• _Exercise requirements_:
Take the material below and retype it in full; pictures are left out.

• _Exercise input_:
#####

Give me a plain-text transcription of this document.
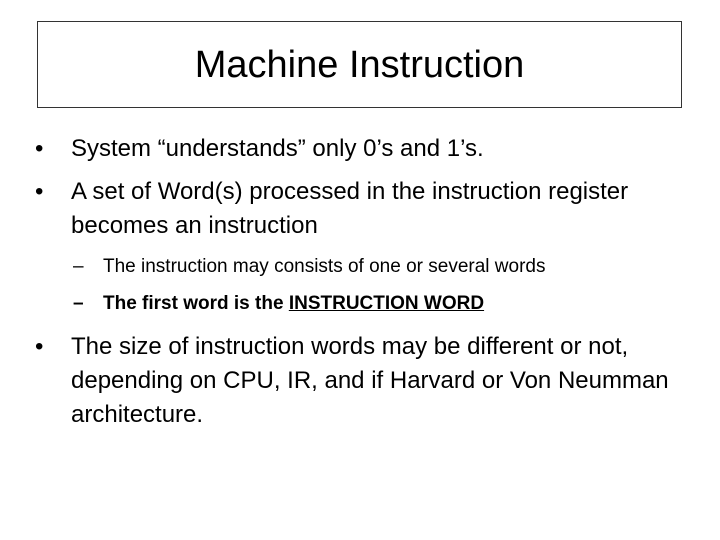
Machine Instruction
•	System “understands” only 0’s and 1’s.
•	A set of Word(s) processed in the instruction register becomes an instruction
– The instruction may consists of one or several words
– The first word is the INSTRUCTION WORD
•	The size of instruction words may be different or not, depending on CPU, IR, and if Harvard or Von Neumman architecture.
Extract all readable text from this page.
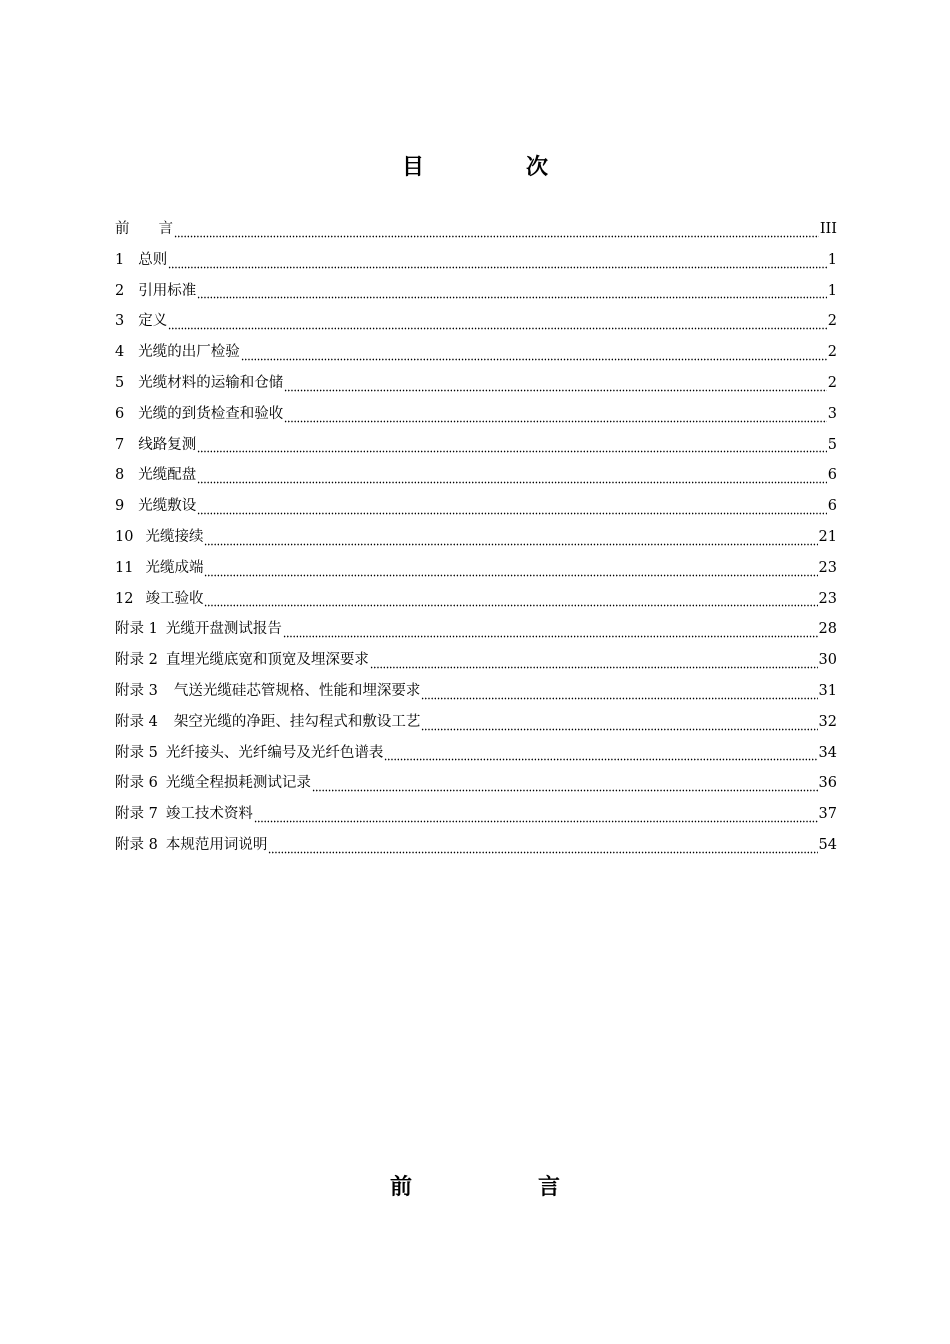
目　次
前　　言	III
1 总则	1
2 引用标准	1
3 定义	2
4 光缆的出厂检验	2
5 光缆材料的运输和仓储	2
6 光缆的到货检查和验收	3
7 线路复测	5
8 光缆配盘	6
9 光缆敷设	6
10 光缆接续	21
11 光缆成端	23
12 竣工验收	23
附录 1 光缆开盘测试报告	28
附录 2 直埋光缆底宽和顶宽及埋深要求	30
附录 3 气送光缆硅芯管规格、性能和埋深要求	31
附录 4 架空光缆的净距、挂勾程式和敷设工艺	32
附录 5 光纤接头、光纤编号及光纤色谱表	34
附录 6 光缆全程损耗测试记录	36
附录 7 竣工技术资料	37
附录 8 本规范用词说明	54
前　言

#####

• _Response to this exercise_:
Give me a plain-text transcription of this document.
Machine Instruction
•	System “understands” only 0’s and 1’s.
•	A set of Word(s) processed in the instruction register becomes an instruction
– The instruction may consists of one or several words
– The first word is the INSTRUCTION WORD
•	The size of instruction words may be different or not, depending on CPU, IR, and if Harvard or Von Neumman architecture.
Extract all readable text from this page.
目　次
前　　言	III
1 总则	1
2 引用标准	1
3 定义	2
4 光缆的出厂检验	2
5 光缆材料的运输和仓储	2
6 光缆的到货检查和验收	3
7 线路复测	5
8 光缆配盘	6
9 光缆敷设	6
10 光缆接续	21
11 光缆成端	23
12 竣工验收	23
附录 1 光缆开盘测试报告	28
附录 2 直埋光缆底宽和顶宽及埋深要求	30
附录 3 气送光缆硅芯管规格、性能和埋深要求	31
附录 4 架空光缆的净距、挂勾程式和敷设工艺	32
附录 5 光纤接头、光纤编号及光纤色谱表	34
附录 6 光缆全程损耗测试记录	36
附录 7 竣工技术资料	37
附录 8 本规范用词说明	54
前　言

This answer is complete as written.